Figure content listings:
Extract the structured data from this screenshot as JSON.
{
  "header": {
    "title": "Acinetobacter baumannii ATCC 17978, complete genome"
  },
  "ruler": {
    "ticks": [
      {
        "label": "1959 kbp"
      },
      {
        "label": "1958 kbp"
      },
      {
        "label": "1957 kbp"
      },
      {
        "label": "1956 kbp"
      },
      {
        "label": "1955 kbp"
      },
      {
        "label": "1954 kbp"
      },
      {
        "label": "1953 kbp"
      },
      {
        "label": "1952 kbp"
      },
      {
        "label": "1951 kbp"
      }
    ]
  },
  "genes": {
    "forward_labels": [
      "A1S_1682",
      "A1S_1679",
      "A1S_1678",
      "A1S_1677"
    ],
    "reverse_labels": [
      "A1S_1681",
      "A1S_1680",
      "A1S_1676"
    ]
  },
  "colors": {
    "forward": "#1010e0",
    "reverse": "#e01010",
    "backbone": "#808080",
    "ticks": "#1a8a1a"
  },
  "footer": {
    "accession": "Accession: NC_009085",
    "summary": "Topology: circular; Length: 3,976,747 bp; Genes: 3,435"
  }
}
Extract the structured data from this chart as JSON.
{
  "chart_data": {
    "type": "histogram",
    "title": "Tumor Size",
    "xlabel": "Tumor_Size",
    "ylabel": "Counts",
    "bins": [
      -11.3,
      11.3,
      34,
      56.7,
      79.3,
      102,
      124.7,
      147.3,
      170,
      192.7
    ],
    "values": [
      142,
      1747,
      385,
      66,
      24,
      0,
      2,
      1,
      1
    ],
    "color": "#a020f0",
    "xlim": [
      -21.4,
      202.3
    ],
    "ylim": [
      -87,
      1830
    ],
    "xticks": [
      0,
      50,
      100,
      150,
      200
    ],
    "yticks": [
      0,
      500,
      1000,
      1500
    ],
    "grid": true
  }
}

◆ **Exercise description**
Please report the number of lines in the data that include the word "Extract", and add no other text.

◆ **Output of the exercise**
2